-- Start of DATA LISTING --
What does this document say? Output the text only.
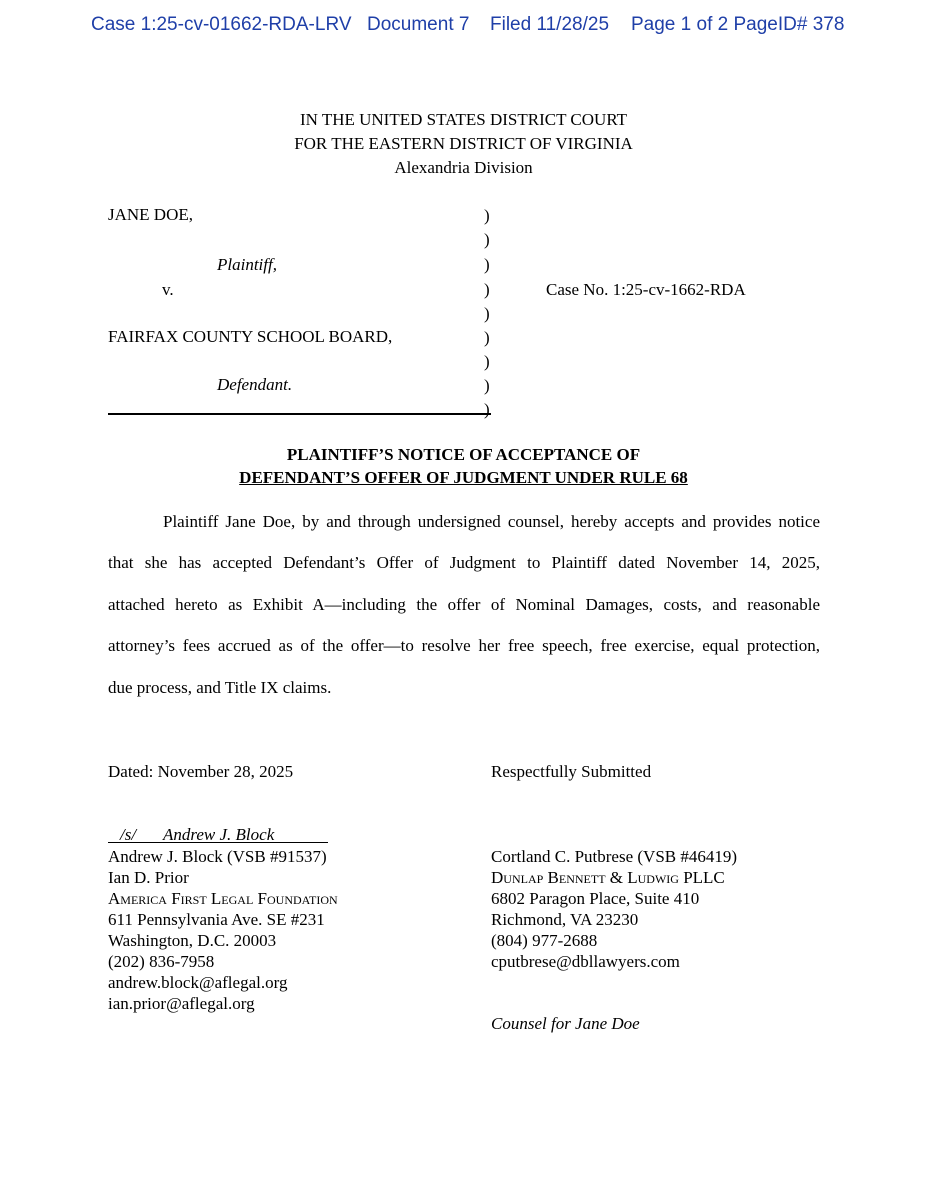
Case 1:25-cv-01662-RDA-LRV Document 7 Filed 11/28/25 Page 1 of 2 PageID# 378
IN THE UNITED STATES DISTRICT COURT
FOR THE EASTERN DISTRICT OF VIRGINIA
Alexandria Division
JANE DOE,
Plaintiff,
v.
FAIRFAX COUNTY SCHOOL BOARD,
Defendant.
)
)
)
)
)
)
)
)
)
Case No. 1:25-cv-1662-RDA
PLAINTIFF’S NOTICE OF ACCEPTANCE OF
DEFENDANT’S OFFER OF JUDGMENT UNDER RULE 68
Plaintiff Jane Doe, by and through undersigned counsel, hereby accepts and provides notice
that she has accepted Defendant’s Offer of Judgment to Plaintiff dated November 14, 2025,
attached hereto as Exhibit A—including the offer of Nominal Damages, costs, and reasonable
attorney’s fees accrued as of the offer—to resolve her free speech, free exercise, equal protection,
due process, and Title IX claims.
Dated: November 28, 2025	Respectfully Submitted
/s/ Andrew J. Block
Andrew J. Block (VSB #91537)
Ian D. Prior
America First Legal Foundation
611 Pennsylvania Ave. SE #231
Washington, D.C. 20003
(202) 836-7958
andrew.block@aflegal.org
ian.prior@aflegal.org
Cortland C. Putbrese (VSB #46419)
Dunlap Bennett & Ludwig PLLC
6802 Paragon Place, Suite 410
Richmond, VA 23230
(804) 977-2688
cputbrese@dbllawyers.com
Counsel for Jane Doe
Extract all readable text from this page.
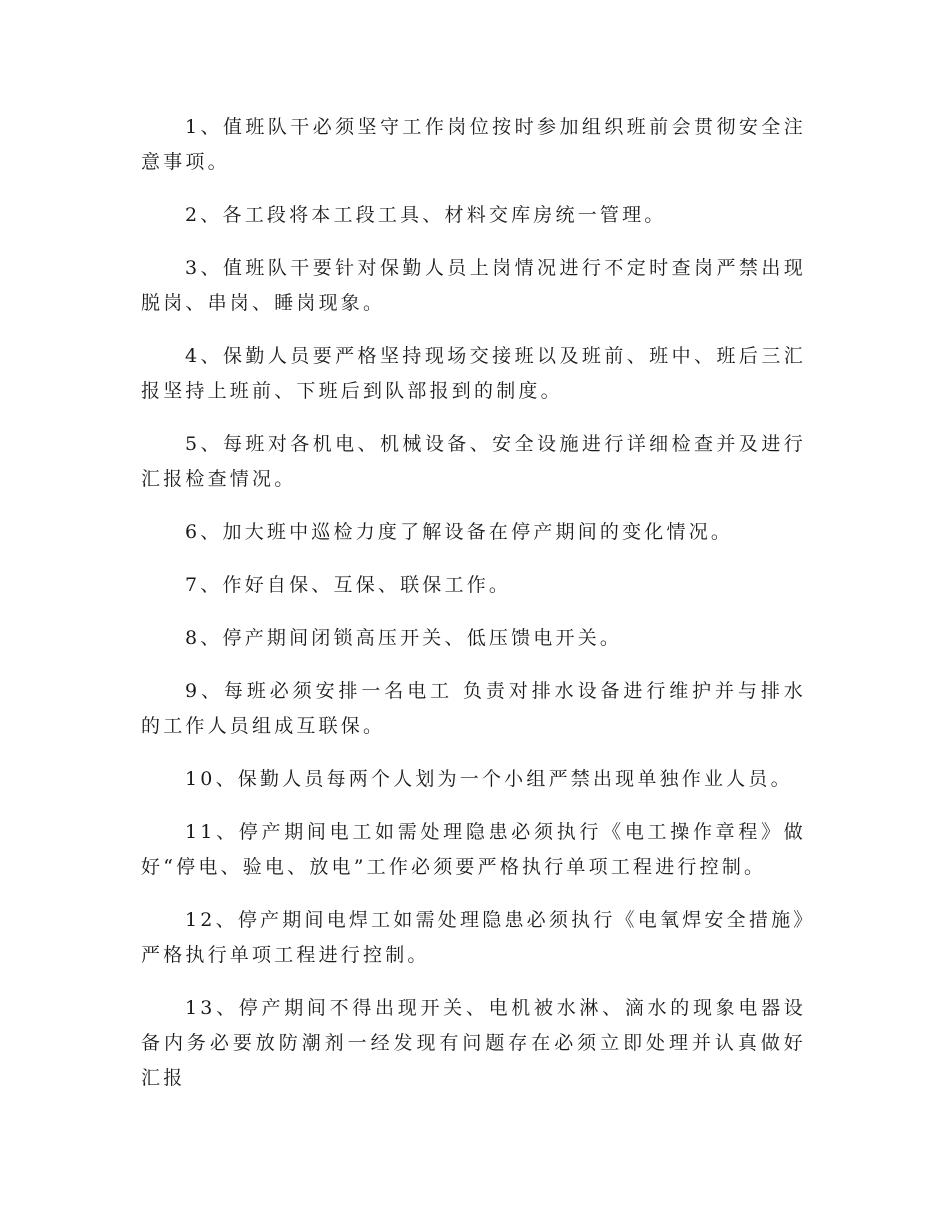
1、值班队干必须坚守工作岗位按时参加组织班前会贯彻安全注意事项。

2、各工段将本工段工具、材料交库房统一管理。

3、值班队干要针对保勤人员上岗情况进行不定时查岗严禁出现脱岗、串岗、睡岗现象。

4、保勤人员要严格坚持现场交接班以及班前、班中、班后三汇报坚持上班前、下班后到队部报到的制度。

5、每班对各机电、机械设备、安全设施进行详细检查并及进行汇报检查情况。

6、加大班中巡检力度了解设备在停产期间的变化情况。

7、作好自保、互保、联保工作。

8、停产期间闭锁高压开关、低压馈电开关。

9、每班必须安排一名电工 负责对排水设备进行维护并与排水的工作人员组成互联保。

10、保勤人员每两个人划为一个小组严禁出现单独作业人员。

11、停产期间电工如需处理隐患必须执行《电工操作章程》做好“停电、验电、放电”工作必须要严格执行单项工程进行控制。

12、停产期间电焊工如需处理隐患必须执行《电氧焊安全措施》严格执行单项工程进行控制。

13、停产期间不得出现开关、电机被水淋、滴水的现象电器设备内务必要放防潮剂一经发现有问题存在必须立即处理并认真做好汇报
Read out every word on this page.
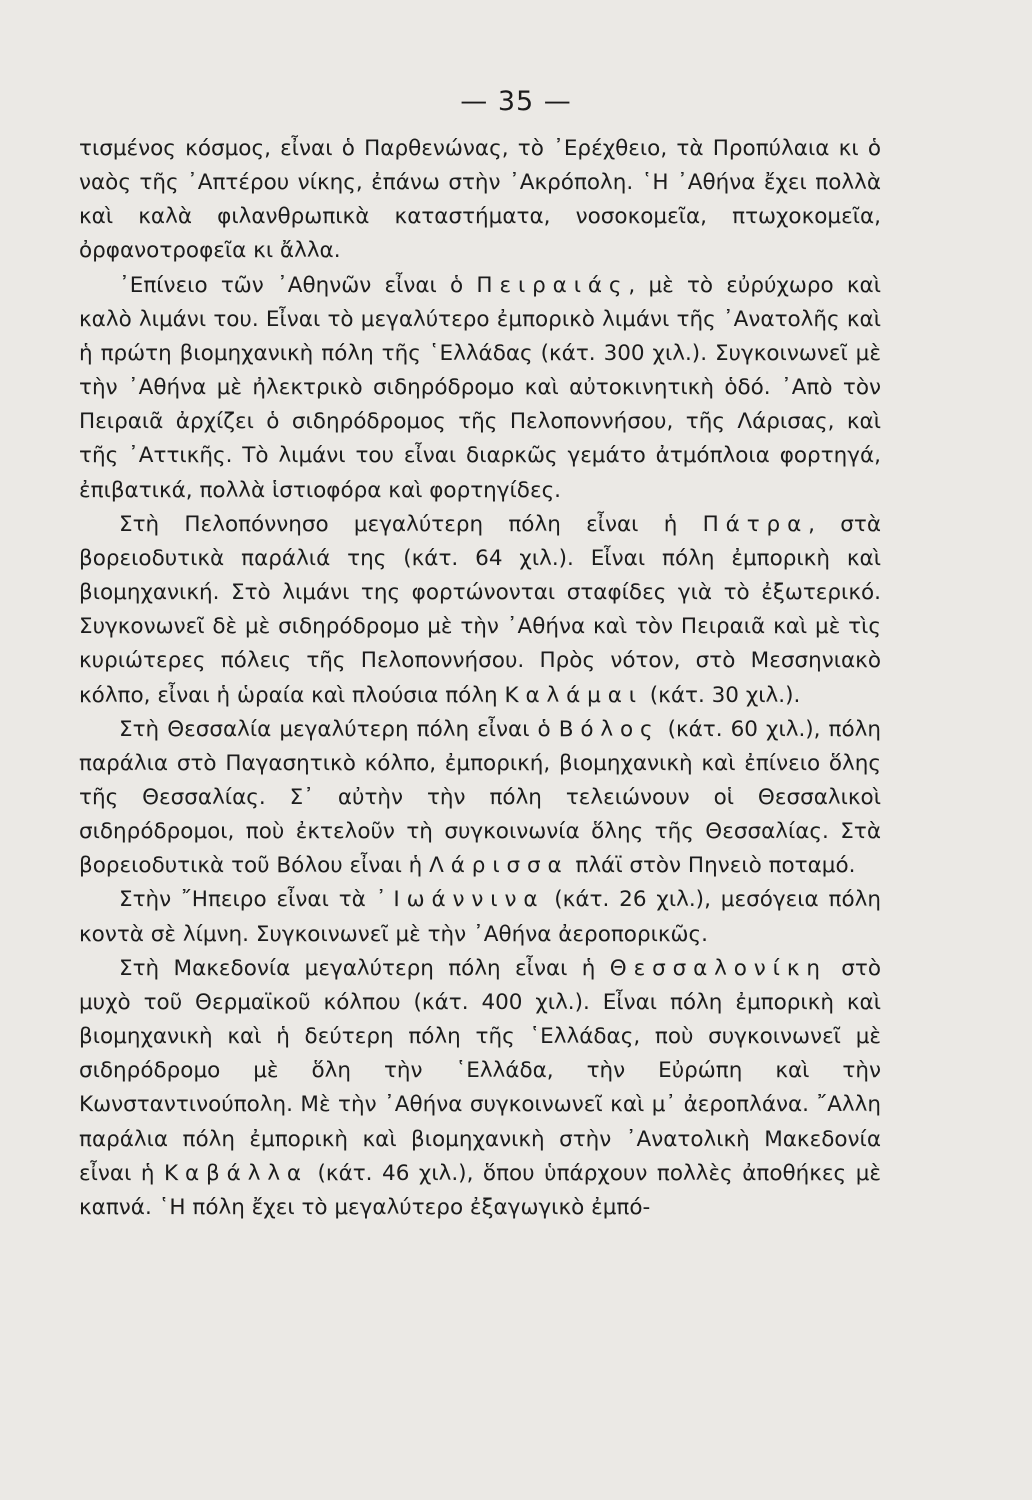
— 35 —

τισμένος κόσμος, εἶναι ὁ Παρθενώνας, τὸ ᾿Ερέχθειο, τὰ Προπύλαια κι ὁ ναὸς τῆς ᾿Απτέρου νίκης, ἐπάνω στὴν ᾿Ακρόπολη. ῾Η ᾿Αθήνα ἔχει πολλὰ καὶ καλὰ φιλανθρωπικὰ καταστήματα, νοσοκομεῖα, πτωχοκομεῖα, ὀρφανοτροφεῖα κι ἄλλα.

᾿Επίνειο τῶν ᾿Αθηνῶν εἶναι ὁ Πειραιάς, μὲ τὸ εὐρύχωρο καὶ καλὸ λιμάνι του. Εἶναι τὸ μεγαλύτερο ἐμπορικὸ λιμάνι τῆς ᾿Ανατολῆς καὶ ἡ πρώτη βιομηχανικὴ πόλη τῆς ῾Ελλάδας (κάτ. 300 χιλ.). Συγκοινωνεῖ μὲ τὴν ᾿Αθήνα μὲ ἠλεκτρικὸ σιδηρόδρομο καὶ αὐτοκινητικὴ ὁδό. ᾿Απὸ τὸν Πειραιᾶ ἀρχίζει ὁ σιδηρόδρομος τῆς Πελοποννήσου, τῆς Λάρισας, καὶ τῆς ᾿Αττικῆς. Τὸ λιμάνι του εἶναι διαρκῶς γεμάτο ἀτμόπλοια φορτηγά, ἐπιβατικά, πολλὰ ἱστιοφόρα καὶ φορτηγίδες.

Στὴ Πελοπόννησο μεγαλύτερη πόλη εἶναι ἡ Πάτρα, στὰ βορειοδυτικὰ παράλιά της (κάτ. 64 χιλ.). Εἶναι πόλη ἐμπορικὴ καὶ βιομηχανική. Στὸ λιμάνι της φορτώνονται σταφίδες γιὰ τὸ ἐξωτερικό. Συγκονωνεῖ δὲ μὲ σιδηρόδρομο μὲ τὴν ᾿Αθήνα καὶ τὸν Πειραιᾶ καὶ μὲ τὶς κυριώτερες πόλεις τῆς Πελοποννήσου. Πρὸς νότον, στὸ Μεσσηνιακὸ κόλπο, εἶναι ἡ ὡραία καὶ πλούσια πόλη Καλάμαι (κάτ. 30 χιλ.).

Στὴ Θεσσαλία μεγαλύτερη πόλη εἶναι ὁ Βόλος (κάτ. 60 χιλ.), πόλη παράλια στὸ Παγασητικὸ κόλπο, ἐμπορική, βιομηχανικὴ καὶ ἐπίνειο ὅλης τῆς Θεσσαλίας. Σ᾿ αὐτὴν τὴν πόλη τελειώνουν οἱ Θεσσαλικοὶ σιδηρόδρομοι, ποὺ ἐκτελοῦν τὴ συγκοινωνία ὅλης τῆς Θεσσαλίας. Στὰ βορειοδυτικὰ τοῦ Βόλου εἶναι ἡ Λάρισσα πλάϊ στὸν Πηνειὸ ποταμό.

Στὴν ῎Ηπειρο εἶναι τὰ ᾿Ιωάννινα (κάτ. 26 χιλ.), μεσόγεια πόλη κοντὰ σὲ λίμνη. Συγκοινωνεῖ μὲ τὴν ᾿Αθήνα ἀεροπορικῶς.

Στὴ Μακεδονία μεγαλύτερη πόλη εἶναι ἡ Θεσσαλονίκη στὸ μυχὸ τοῦ Θερμαϊκοῦ κόλπου (κάτ. 400 χιλ.). Εἶναι πόλη ἐμπορικὴ καὶ βιομηχανικὴ καὶ ἡ δεύτερη πόλη τῆς ῾Ελλάδας, ποὺ συγκοινωνεῖ μὲ σιδηρόδρομο μὲ ὅλη τὴν ῾Ελλάδα, τὴν Εὐρώπη καὶ τὴν Κωνσταντινούπολη. Μὲ τὴν ᾿Αθήνα συγκοινωνεῖ καὶ μ᾿ ἀεροπλάνα. ῎Αλλη παράλια πόλη ἐμπορικὴ καὶ βιομηχανικὴ στὴν ᾿Ανατολικὴ Μακεδονία εἶναι ἡ Καβάλλα (κάτ. 46 χιλ.), ὅπου ὑπάρχουν πολλὲς ἀποθήκες μὲ καπνά. ῾Η πόλη ἔχει τὸ μεγαλύτερο ἐξαγωγικὸ ἐμπό-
-- End of DATA LISTING --
◆ **PROBLEM STATEMENT**
Every line above should be returned word for word, with the pictures left behind.

◆ **RIGHT ANSWER**
What does this document say? Output the text only.
Case 1:25-cv-01662-RDA-LRV Document 7 Filed 11/28/25 Page 1 of 2 PageID# 378
IN THE UNITED STATES DISTRICT COURT
FOR THE EASTERN DISTRICT OF VIRGINIA
Alexandria Division
JANE DOE,
Plaintiff,
v.
FAIRFAX COUNTY SCHOOL BOARD,
Defendant.
)
)
)
)
)
)
)
)
)
Case No. 1:25-cv-1662-RDA
PLAINTIFF’S NOTICE OF ACCEPTANCE OF
DEFENDANT’S OFFER OF JUDGMENT UNDER RULE 68
Plaintiff Jane Doe, by and through undersigned counsel, hereby accepts and provides notice
that she has accepted Defendant’s Offer of Judgment to Plaintiff dated November 14, 2025,
attached hereto as Exhibit A—including the offer of Nominal Damages, costs, and reasonable
attorney’s fees accrued as of the offer—to resolve her free speech, free exercise, equal protection,
due process, and Title IX claims.
Dated: November 28, 2025	Respectfully Submitted
/s/ Andrew J. Block
Andrew J. Block (VSB #91537)
Ian D. Prior
America First Legal Foundation
611 Pennsylvania Ave. SE #231
Washington, D.C. 20003
(202) 836-7958
andrew.block@aflegal.org
ian.prior@aflegal.org
Cortland C. Putbrese (VSB #46419)
Dunlap Bennett & Ludwig PLLC
6802 Paragon Place, Suite 410
Richmond, VA 23230
(804) 977-2688
cputbrese@dbllawyers.com
Counsel for Jane Doe
Extract all readable text from this page.
1、值班队干必须坚守工作岗位按时参加组织班前会贯彻安全注意事项。

2、各工段将本工段工具、材料交库房统一管理。

3、值班队干要针对保勤人员上岗情况进行不定时查岗严禁出现脱岗、串岗、睡岗现象。

4、保勤人员要严格坚持现场交接班以及班前、班中、班后三汇报坚持上班前、下班后到队部报到的制度。

5、每班对各机电、机械设备、安全设施进行详细检查并及进行汇报检查情况。

6、加大班中巡检力度了解设备在停产期间的变化情况。

7、作好自保、互保、联保工作。

8、停产期间闭锁高压开关、低压馈电开关。

9、每班必须安排一名电工 负责对排水设备进行维护并与排水的工作人员组成互联保。

10、保勤人员每两个人划为一个小组严禁出现单独作业人员。

11、停产期间电工如需处理隐患必须执行《电工操作章程》做好“停电、验电、放电”工作必须要严格执行单项工程进行控制。

12、停产期间电焊工如需处理隐患必须执行《电氧焊安全措施》严格执行单项工程进行控制。

13、停产期间不得出现开关、电机被水淋、滴水的现象电器设备内务必要放防潮剂一经发现有问题存在必须立即处理并认真做好汇报
Read out every word on this page.
— 35 —

τισμένος κόσμος, εἶναι ὁ Παρθενώνας, τὸ ᾿Ερέχθειο, τὰ Προπύλαια κι ὁ ναὸς τῆς ᾿Απτέρου νίκης, ἐπάνω στὴν ᾿Ακρόπολη. ῾Η ᾿Αθήνα ἔχει πολλὰ καὶ καλὰ φιλανθρωπικὰ καταστήματα, νοσοκομεῖα, πτωχοκομεῖα, ὀρφανοτροφεῖα κι ἄλλα.

᾿Επίνειο τῶν ᾿Αθηνῶν εἶναι ὁ Πειραιάς, μὲ τὸ εὐρύχωρο καὶ καλὸ λιμάνι του. Εἶναι τὸ μεγαλύτερο ἐμπορικὸ λιμάνι τῆς ᾿Ανατολῆς καὶ ἡ πρώτη βιομηχανικὴ πόλη τῆς ῾Ελλάδας (κάτ. 300 χιλ.). Συγκοινωνεῖ μὲ τὴν ᾿Αθήνα μὲ ἠλεκτρικὸ σιδηρόδρομο καὶ αὐτοκινητικὴ ὁδό. ᾿Απὸ τὸν Πειραιᾶ ἀρχίζει ὁ σιδηρόδρομος τῆς Πελοποννήσου, τῆς Λάρισας, καὶ τῆς ᾿Αττικῆς. Τὸ λιμάνι του εἶναι διαρκῶς γεμάτο ἀτμόπλοια φορτηγά, ἐπιβατικά, πολλὰ ἱστιοφόρα καὶ φορτηγίδες.

Στὴ Πελοπόννησο μεγαλύτερη πόλη εἶναι ἡ Πάτρα, στὰ βορειοδυτικὰ παράλιά της (κάτ. 64 χιλ.). Εἶναι πόλη ἐμπορικὴ καὶ βιομηχανική. Στὸ λιμάνι της φορτώνονται σταφίδες γιὰ τὸ ἐξωτερικό. Συγκονωνεῖ δὲ μὲ σιδηρόδρομο μὲ τὴν ᾿Αθήνα καὶ τὸν Πειραιᾶ καὶ μὲ τὶς κυριώτερες πόλεις τῆς Πελοποννήσου. Πρὸς νότον, στὸ Μεσσηνιακὸ κόλπο, εἶναι ἡ ὡραία καὶ πλούσια πόλη Καλάμαι (κάτ. 30 χιλ.).

Στὴ Θεσσαλία μεγαλύτερη πόλη εἶναι ὁ Βόλος (κάτ. 60 χιλ.), πόλη παράλια στὸ Παγασητικὸ κόλπο, ἐμπορική, βιομηχανικὴ καὶ ἐπίνειο ὅλης τῆς Θεσσαλίας. Σ᾿ αὐτὴν τὴν πόλη τελειώνουν οἱ Θεσσαλικοὶ σιδηρόδρομοι, ποὺ ἐκτελοῦν τὴ συγκοινωνία ὅλης τῆς Θεσσαλίας. Στὰ βορειοδυτικὰ τοῦ Βόλου εἶναι ἡ Λάρισσα πλάϊ στὸν Πηνειὸ ποταμό.

Στὴν ῎Ηπειρο εἶναι τὰ ᾿Ιωάννινα (κάτ. 26 χιλ.), μεσόγεια πόλη κοντὰ σὲ λίμνη. Συγκοινωνεῖ μὲ τὴν ᾿Αθήνα ἀεροπορικῶς.

Στὴ Μακεδονία μεγαλύτερη πόλη εἶναι ἡ Θεσσαλονίκη στὸ μυχὸ τοῦ Θερμαϊκοῦ κόλπου (κάτ. 400 χιλ.). Εἶναι πόλη ἐμπορικὴ καὶ βιομηχανικὴ καὶ ἡ δεύτερη πόλη τῆς ῾Ελλάδας, ποὺ συγκοινωνεῖ μὲ σιδηρόδρομο μὲ ὅλη τὴν ῾Ελλάδα, τὴν Εὐρώπη καὶ τὴν Κωνσταντινούπολη. Μὲ τὴν ᾿Αθήνα συγκοινωνεῖ καὶ μ᾿ ἀεροπλάνα. ῎Αλλη παράλια πόλη ἐμπορικὴ καὶ βιομηχανικὴ στὴν ᾿Ανατολικὴ Μακεδονία εἶναι ἡ Καβάλλα (κάτ. 46 χιλ.), ὅπου ὑπάρχουν πολλὲς ἀποθήκες μὲ καπνά. ῾Η πόλη ἔχει τὸ μεγαλύτερο ἐξαγωγικὸ ἐμπό-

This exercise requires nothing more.